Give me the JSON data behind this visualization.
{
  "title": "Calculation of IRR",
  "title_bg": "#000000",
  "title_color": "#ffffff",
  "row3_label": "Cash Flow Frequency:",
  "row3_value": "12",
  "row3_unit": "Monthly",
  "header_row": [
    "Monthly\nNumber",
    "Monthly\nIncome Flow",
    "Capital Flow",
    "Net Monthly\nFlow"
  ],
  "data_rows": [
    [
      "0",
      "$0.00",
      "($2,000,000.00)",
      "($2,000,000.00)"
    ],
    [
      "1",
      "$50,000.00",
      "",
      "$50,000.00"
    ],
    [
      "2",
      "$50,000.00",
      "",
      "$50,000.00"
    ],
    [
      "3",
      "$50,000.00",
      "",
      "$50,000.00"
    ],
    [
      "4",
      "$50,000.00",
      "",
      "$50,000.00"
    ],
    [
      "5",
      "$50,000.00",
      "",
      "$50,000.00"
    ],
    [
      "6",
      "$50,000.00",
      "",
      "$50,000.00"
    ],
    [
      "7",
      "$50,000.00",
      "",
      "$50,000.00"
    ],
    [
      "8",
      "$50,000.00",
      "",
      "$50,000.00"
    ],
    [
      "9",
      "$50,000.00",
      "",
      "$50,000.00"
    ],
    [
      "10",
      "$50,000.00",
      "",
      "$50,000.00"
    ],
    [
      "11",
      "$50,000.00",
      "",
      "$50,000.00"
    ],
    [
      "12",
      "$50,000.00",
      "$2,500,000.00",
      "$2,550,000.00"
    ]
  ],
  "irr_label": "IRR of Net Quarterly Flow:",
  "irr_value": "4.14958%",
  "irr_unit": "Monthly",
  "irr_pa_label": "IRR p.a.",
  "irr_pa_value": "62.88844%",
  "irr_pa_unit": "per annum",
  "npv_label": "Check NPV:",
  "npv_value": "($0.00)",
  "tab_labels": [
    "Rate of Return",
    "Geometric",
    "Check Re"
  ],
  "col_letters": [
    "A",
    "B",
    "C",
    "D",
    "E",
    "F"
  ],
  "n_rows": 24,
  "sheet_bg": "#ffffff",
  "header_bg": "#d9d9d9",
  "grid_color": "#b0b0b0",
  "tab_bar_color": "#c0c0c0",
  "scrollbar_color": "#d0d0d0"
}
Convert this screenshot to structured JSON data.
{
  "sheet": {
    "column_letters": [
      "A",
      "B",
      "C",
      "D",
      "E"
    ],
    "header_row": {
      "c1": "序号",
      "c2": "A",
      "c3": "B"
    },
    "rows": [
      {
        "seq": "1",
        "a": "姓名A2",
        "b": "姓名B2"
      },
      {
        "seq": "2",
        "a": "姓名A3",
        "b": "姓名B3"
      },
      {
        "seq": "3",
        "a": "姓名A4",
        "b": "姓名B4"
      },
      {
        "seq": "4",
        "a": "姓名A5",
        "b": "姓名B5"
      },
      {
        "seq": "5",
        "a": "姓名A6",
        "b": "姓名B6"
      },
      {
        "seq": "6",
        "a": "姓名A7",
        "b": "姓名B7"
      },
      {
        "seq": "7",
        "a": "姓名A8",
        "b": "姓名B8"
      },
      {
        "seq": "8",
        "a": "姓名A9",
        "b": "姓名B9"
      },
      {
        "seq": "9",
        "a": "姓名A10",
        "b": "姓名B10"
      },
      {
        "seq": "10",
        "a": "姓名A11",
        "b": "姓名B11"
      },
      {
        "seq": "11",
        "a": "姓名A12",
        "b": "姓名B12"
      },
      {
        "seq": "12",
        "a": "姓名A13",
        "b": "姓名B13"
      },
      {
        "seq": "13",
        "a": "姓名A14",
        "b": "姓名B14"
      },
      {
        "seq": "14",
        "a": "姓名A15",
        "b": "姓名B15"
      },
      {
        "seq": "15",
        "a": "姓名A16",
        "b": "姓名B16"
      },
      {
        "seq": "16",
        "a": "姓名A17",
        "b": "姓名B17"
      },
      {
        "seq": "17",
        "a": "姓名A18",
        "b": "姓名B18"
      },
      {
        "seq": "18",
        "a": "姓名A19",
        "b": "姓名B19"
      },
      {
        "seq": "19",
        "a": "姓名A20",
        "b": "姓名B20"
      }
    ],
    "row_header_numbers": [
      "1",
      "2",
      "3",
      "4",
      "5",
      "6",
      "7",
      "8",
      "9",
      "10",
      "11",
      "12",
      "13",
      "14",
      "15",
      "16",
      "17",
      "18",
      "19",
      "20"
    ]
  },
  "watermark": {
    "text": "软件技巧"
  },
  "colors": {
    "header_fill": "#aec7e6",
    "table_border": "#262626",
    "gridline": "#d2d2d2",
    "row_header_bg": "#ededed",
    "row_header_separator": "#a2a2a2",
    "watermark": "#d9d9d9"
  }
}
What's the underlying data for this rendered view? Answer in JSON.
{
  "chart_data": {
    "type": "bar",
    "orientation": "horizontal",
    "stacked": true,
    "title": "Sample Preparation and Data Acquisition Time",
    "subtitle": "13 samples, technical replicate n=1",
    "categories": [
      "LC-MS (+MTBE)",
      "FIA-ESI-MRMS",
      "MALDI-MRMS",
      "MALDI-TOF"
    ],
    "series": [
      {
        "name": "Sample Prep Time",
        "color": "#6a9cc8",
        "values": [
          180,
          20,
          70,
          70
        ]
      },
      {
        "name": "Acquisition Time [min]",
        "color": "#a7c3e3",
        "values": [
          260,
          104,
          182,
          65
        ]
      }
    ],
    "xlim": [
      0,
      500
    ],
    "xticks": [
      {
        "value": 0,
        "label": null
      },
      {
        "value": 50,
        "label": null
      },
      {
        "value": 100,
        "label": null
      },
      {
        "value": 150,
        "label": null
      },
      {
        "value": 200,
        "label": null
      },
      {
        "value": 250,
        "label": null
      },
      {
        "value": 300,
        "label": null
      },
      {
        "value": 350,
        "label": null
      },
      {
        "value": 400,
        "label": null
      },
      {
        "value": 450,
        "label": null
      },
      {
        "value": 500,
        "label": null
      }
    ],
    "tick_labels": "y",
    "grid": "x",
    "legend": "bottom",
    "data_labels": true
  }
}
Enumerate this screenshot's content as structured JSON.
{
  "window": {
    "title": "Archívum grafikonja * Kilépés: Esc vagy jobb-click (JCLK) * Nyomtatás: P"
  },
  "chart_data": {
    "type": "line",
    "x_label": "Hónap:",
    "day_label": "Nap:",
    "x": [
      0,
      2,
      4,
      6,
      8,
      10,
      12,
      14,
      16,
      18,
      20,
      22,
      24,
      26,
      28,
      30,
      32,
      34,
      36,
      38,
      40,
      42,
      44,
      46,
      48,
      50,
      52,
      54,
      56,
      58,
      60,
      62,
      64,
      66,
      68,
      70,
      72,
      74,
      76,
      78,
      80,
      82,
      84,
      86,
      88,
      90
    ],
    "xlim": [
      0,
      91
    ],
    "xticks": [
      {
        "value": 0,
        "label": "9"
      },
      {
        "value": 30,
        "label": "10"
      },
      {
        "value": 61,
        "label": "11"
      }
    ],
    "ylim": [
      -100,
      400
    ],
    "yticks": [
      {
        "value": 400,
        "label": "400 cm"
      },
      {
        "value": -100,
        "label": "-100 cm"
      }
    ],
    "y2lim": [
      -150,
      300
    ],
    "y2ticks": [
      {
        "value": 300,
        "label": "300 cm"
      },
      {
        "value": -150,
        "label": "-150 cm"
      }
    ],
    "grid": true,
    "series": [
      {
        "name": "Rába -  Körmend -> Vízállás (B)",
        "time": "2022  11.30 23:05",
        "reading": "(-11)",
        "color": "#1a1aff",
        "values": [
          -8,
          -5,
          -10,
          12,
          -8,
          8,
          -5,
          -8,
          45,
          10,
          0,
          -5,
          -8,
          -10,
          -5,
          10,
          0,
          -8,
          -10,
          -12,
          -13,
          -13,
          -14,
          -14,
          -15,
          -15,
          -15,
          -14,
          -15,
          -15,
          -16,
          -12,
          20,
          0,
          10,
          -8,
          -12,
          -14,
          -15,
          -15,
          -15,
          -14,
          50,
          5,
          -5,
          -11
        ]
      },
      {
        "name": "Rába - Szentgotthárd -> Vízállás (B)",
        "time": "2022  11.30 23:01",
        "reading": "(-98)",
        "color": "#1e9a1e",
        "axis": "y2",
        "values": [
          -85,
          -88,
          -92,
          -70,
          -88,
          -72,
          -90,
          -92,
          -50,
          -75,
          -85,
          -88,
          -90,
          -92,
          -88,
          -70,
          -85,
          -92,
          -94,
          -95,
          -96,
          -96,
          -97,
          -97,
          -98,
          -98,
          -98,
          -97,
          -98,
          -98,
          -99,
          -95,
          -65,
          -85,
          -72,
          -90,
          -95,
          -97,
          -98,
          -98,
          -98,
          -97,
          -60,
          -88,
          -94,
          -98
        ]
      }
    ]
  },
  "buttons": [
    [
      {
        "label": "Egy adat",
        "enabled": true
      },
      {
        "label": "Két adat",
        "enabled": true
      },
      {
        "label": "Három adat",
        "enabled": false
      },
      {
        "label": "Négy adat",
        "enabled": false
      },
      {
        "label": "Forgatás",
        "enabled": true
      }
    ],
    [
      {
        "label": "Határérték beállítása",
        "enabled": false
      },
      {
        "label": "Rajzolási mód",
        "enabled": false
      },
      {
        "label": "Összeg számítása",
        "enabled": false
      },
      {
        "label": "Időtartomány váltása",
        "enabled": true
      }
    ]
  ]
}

·····

YOUR TASK - Copy out all lines from the material above that contain the string "this".

RESPONSE BELOW -
Give me the JSON data behind this visualization.
Convert this screenshot to structured JSON data.
What's the underlying data for this rendered view? Answer in JSON.
Enumerate this screenshot's content as structured JSON.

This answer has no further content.